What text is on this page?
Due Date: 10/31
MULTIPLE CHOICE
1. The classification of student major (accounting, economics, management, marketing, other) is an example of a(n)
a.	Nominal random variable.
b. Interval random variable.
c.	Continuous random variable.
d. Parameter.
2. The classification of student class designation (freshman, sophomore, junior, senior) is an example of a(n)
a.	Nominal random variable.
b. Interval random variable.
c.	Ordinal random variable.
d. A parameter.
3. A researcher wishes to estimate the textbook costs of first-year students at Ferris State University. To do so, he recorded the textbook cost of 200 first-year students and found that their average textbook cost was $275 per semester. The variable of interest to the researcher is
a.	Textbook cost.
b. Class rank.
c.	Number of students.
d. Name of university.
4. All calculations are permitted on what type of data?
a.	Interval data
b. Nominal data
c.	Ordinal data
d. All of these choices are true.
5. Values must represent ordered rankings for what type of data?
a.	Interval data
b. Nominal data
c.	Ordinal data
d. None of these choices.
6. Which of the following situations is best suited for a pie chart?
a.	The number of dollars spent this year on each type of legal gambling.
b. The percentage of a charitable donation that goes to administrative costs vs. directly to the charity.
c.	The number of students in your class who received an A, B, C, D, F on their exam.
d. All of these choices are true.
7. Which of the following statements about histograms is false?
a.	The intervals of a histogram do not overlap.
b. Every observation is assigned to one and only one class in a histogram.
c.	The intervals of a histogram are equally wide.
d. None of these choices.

* Your objective: Your task is to repeat every line exactly.

* Full output:
What text is on this page?
Due Date: 10/31
MULTIPLE CHOICE
1. The classification of student major (accounting, economics, management, marketing, other) is an example of a(n)
a.	Nominal random variable.
b. Interval random variable.
c.	Continuous random variable.
d. Parameter.
2. The classification of student class designation (freshman, sophomore, junior, senior) is an example of a(n)
a.	Nominal random variable.
b. Interval random variable.
c.	Ordinal random variable.
d. A parameter.
3. A researcher wishes to estimate the textbook costs of first-year students at Ferris State University. To do so, he recorded the textbook cost of 200 first-year students and found that their average textbook cost was $275 per semester. The variable of interest to the researcher is
a.	Textbook cost.
b. Class rank.
c.	Number of students.
d. Name of university.
4. All calculations are permitted on what type of data?
a.	Interval data
b. Nominal data
c.	Ordinal data
d. All of these choices are true.
5. Values must represent ordered rankings for what type of data?
a.	Interval data
b. Nominal data
c.	Ordinal data
d. None of these choices.
6. Which of the following situations is best suited for a pie chart?
a.	The number of dollars spent this year on each type of legal gambling.
b. The percentage of a charitable donation that goes to administrative costs vs. directly to the charity.
c.	The number of students in your class who received an A, B, C, D, F on their exam.
d. All of these choices are true.
7. Which of the following statements about histograms is false?
a.	The intervals of a histogram do not overlap.
b. Every observation is assigned to one and only one class in a histogram.
c.	The intervals of a histogram are equally wide.
d. None of these choices.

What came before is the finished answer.